_Task to carry out_.
All entries must be repeated exactly; do not include the pictures.

─── Entries

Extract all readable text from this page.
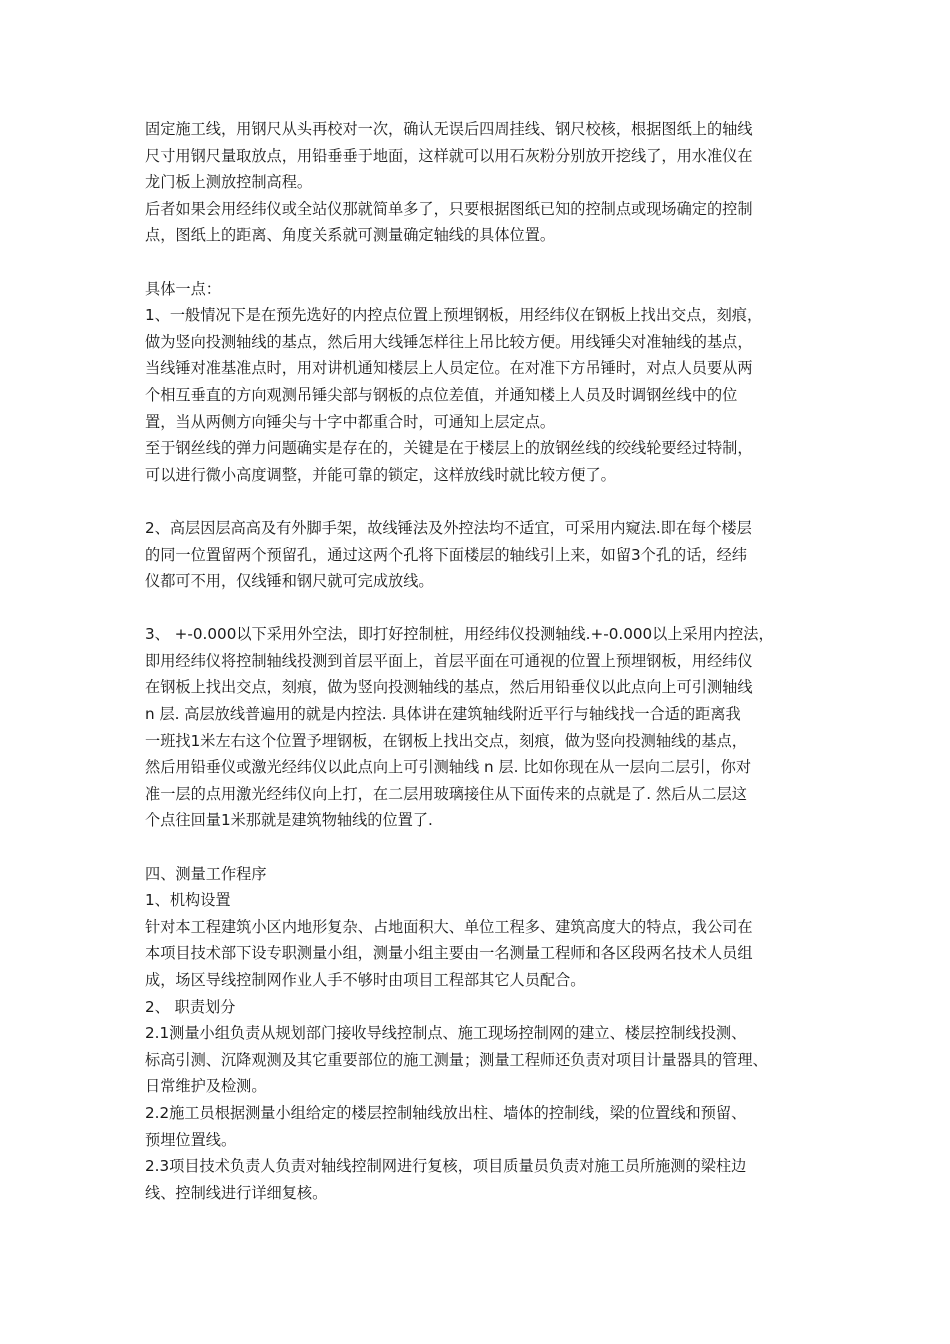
固定施工线，用钢尺从头再校对一次，确认无误后四周挂线、钢尺校核，根据图纸上的轴线
尺寸用钢尺量取放点，用铅垂垂于地面，这样就可以用石灰粉分别放开挖线了，用水准仪在
龙门板上测放控制高程。
后者如果会用经纬仪或全站仪那就简单多了，只要根据图纸已知的控制点或现场确定的控制
点，图纸上的距离、角度关系就可测量确定轴线的具体位置。
具体一点：
1、一般情况下是在预先选好的内控点位置上预埋钢板，用经纬仪在钢板上找出交点，刻痕，
做为竖向投测轴线的基点，然后用大线锤怎样往上吊比较方便。用线锤尖对准轴线的基点，
当线锤对准基准点时，用对讲机通知楼层上人员定位。在对准下方吊锤时，对点人员要从两
个相互垂直的方向观测吊锤尖部与钢板的点位差值，并通知楼上人员及时调钢丝线中的位
置，当从两侧方向锤尖与十字中都重合时，可通知上层定点。
至于钢丝线的弹力问题确实是存在的，关键是在于楼层上的放钢丝线的绞线轮要经过特制，
可以进行微小高度调整，并能可靠的锁定，这样放线时就比较方便了。
2、高层因层高高及有外脚手架，故线锤法及外控法均不适宜，可采用内窥法.即在每个楼层
的同一位置留两个预留孔，通过这两个孔将下面楼层的轴线引上来，如留3个孔的话，经纬
仪都可不用，仅线锤和钢尺就可完成放线。
3、 +-0.000以下采用外空法，即打好控制桩，用经纬仪投测轴线.+-0.000以上采用内控法，
即用经纬仪将控制轴线投测到首层平面上，首层平面在可通视的位置上预埋钢板，用经纬仪
在钢板上找出交点，刻痕，做为竖向投测轴线的基点，然后用铅垂仪以此点向上可引测轴线
n 层. 高层放线普遍用的就是内控法. 具体讲在建筑轴线附近平行与轴线找一合适的距离我
一班找1米左右这个位置予埋钢板，在钢板上找出交点，刻痕，做为竖向投测轴线的基点，
然后用铅垂仪或激光经纬仪以此点向上可引测轴线 n 层. 比如你现在从一层向二层引，你对
准一层的点用激光经纬仪向上打，在二层用玻璃接住从下面传来的点就是了. 然后从二层这
个点往回量1米那就是建筑物轴线的位置了.
四、测量工作程序
1、机构设置
针对本工程建筑小区内地形复杂、占地面积大、单位工程多、建筑高度大的特点，我公司在
本项目技术部下设专职测量小组，测量小组主要由一名测量工程师和各区段两名技术人员组
成，场区导线控制网作业人手不够时由项目工程部其它人员配合。
2、 职责划分
2.1测量小组负责从规划部门接收导线控制点、施工现场控制网的建立、楼层控制线投测、
标高引测、沉降观测及其它重要部位的施工测量；测量工程师还负责对项目计量器具的管理、
日常维护及检测。
2.2施工员根据测量小组给定的楼层控制轴线放出柱、墙体的控制线，梁的位置线和预留、
预埋位置线。
2.3项目技术负责人负责对轴线控制网进行复核，项目质量员负责对施工员所施测的梁柱边
线、控制线进行详细复核。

──────

_Worked answer_.
Extract all readable text from this page.
固定施工线，用钢尺从头再校对一次，确认无误后四周挂线、钢尺校核，根据图纸上的轴线
尺寸用钢尺量取放点，用铅垂垂于地面，这样就可以用石灰粉分别放开挖线了，用水准仪在
龙门板上测放控制高程。
后者如果会用经纬仪或全站仪那就简单多了，只要根据图纸已知的控制点或现场确定的控制
点，图纸上的距离、角度关系就可测量确定轴线的具体位置。
具体一点：
1、一般情况下是在预先选好的内控点位置上预埋钢板，用经纬仪在钢板上找出交点，刻痕，
做为竖向投测轴线的基点，然后用大线锤怎样往上吊比较方便。用线锤尖对准轴线的基点，
当线锤对准基准点时，用对讲机通知楼层上人员定位。在对准下方吊锤时，对点人员要从两
个相互垂直的方向观测吊锤尖部与钢板的点位差值，并通知楼上人员及时调钢丝线中的位
置，当从两侧方向锤尖与十字中都重合时，可通知上层定点。
至于钢丝线的弹力问题确实是存在的，关键是在于楼层上的放钢丝线的绞线轮要经过特制，
可以进行微小高度调整，并能可靠的锁定，这样放线时就比较方便了。
2、高层因层高高及有外脚手架，故线锤法及外控法均不适宜，可采用内窥法.即在每个楼层
的同一位置留两个预留孔，通过这两个孔将下面楼层的轴线引上来，如留3个孔的话，经纬
仪都可不用，仅线锤和钢尺就可完成放线。
3、 +-0.000以下采用外空法，即打好控制桩，用经纬仪投测轴线.+-0.000以上采用内控法，
即用经纬仪将控制轴线投测到首层平面上，首层平面在可通视的位置上预埋钢板，用经纬仪
在钢板上找出交点，刻痕，做为竖向投测轴线的基点，然后用铅垂仪以此点向上可引测轴线
n 层. 高层放线普遍用的就是内控法. 具体讲在建筑轴线附近平行与轴线找一合适的距离我
一班找1米左右这个位置予埋钢板，在钢板上找出交点，刻痕，做为竖向投测轴线的基点，
然后用铅垂仪或激光经纬仪以此点向上可引测轴线 n 层. 比如你现在从一层向二层引，你对
准一层的点用激光经纬仪向上打，在二层用玻璃接住从下面传来的点就是了. 然后从二层这
个点往回量1米那就是建筑物轴线的位置了.
四、测量工作程序
1、机构设置
针对本工程建筑小区内地形复杂、占地面积大、单位工程多、建筑高度大的特点，我公司在
本项目技术部下设专职测量小组，测量小组主要由一名测量工程师和各区段两名技术人员组
成，场区导线控制网作业人手不够时由项目工程部其它人员配合。
2、 职责划分
2.1测量小组负责从规划部门接收导线控制点、施工现场控制网的建立、楼层控制线投测、
标高引测、沉降观测及其它重要部位的施工测量；测量工程师还负责对项目计量器具的管理、
日常维护及检测。
2.2施工员根据测量小组给定的楼层控制轴线放出柱、墙体的控制线，梁的位置线和预留、
预埋位置线。
2.3项目技术负责人负责对轴线控制网进行复核，项目质量员负责对施工员所施测的梁柱边
线、控制线进行详细复核。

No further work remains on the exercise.